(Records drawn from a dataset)
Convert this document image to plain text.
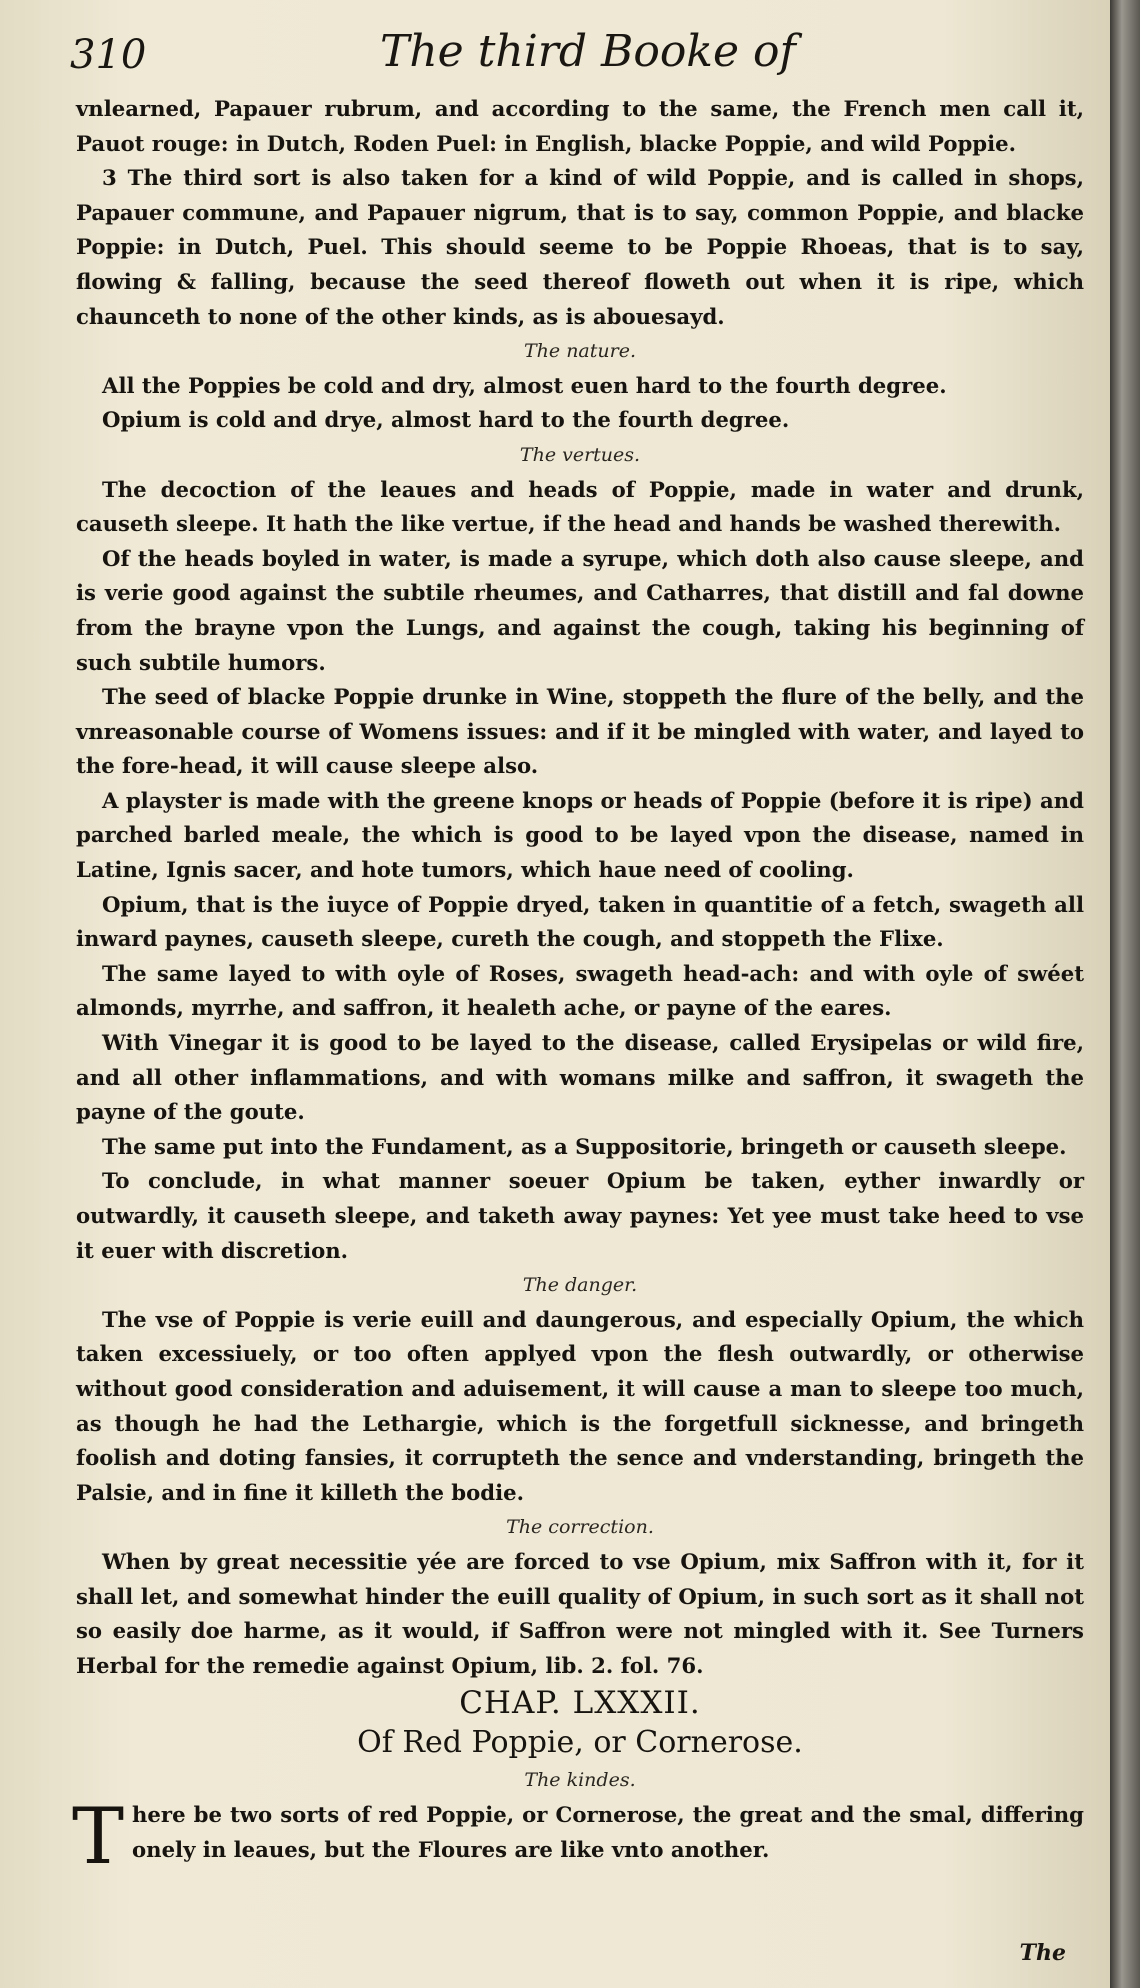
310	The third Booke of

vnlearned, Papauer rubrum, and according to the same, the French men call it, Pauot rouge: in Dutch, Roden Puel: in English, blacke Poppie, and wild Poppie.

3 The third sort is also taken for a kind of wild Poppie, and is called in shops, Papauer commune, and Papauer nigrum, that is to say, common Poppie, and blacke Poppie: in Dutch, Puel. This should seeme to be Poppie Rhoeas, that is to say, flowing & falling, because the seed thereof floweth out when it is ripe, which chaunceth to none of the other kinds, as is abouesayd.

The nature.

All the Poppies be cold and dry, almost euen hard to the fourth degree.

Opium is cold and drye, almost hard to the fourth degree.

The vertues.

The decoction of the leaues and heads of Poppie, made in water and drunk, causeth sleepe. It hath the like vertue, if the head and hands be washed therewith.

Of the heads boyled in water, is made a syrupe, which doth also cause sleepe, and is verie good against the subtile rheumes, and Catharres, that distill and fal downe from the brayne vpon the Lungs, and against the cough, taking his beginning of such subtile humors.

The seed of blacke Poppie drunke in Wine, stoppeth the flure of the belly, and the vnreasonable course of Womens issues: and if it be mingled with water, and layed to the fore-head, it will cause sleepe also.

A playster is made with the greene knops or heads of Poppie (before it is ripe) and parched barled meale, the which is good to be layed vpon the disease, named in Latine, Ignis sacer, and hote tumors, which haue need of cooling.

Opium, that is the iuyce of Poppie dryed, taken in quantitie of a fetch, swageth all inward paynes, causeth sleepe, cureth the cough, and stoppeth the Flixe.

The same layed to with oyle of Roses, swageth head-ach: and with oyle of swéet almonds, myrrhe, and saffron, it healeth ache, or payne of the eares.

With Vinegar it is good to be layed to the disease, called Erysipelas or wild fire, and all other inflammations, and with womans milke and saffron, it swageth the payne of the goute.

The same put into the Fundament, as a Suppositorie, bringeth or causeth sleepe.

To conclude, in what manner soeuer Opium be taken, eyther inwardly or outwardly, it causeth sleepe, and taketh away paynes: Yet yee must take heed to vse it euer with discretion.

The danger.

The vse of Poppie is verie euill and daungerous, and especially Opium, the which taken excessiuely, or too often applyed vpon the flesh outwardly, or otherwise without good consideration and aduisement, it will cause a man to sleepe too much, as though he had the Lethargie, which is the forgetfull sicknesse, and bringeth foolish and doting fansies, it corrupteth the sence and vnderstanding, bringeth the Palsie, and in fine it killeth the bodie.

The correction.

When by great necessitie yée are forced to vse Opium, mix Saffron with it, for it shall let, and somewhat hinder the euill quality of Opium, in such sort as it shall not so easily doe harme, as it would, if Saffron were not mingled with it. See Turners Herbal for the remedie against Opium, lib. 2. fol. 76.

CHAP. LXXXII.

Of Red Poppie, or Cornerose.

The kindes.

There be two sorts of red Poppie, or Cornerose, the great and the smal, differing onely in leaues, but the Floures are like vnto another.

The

> _Aim of the exercise_: Go line by line through the data above and report each one that holds the string "fourth".

> _Problem solution_:
All the Poppies be cold and dry, almost euen hard to the fourth degree.
Opium is cold and drye, almost hard to the fourth degree.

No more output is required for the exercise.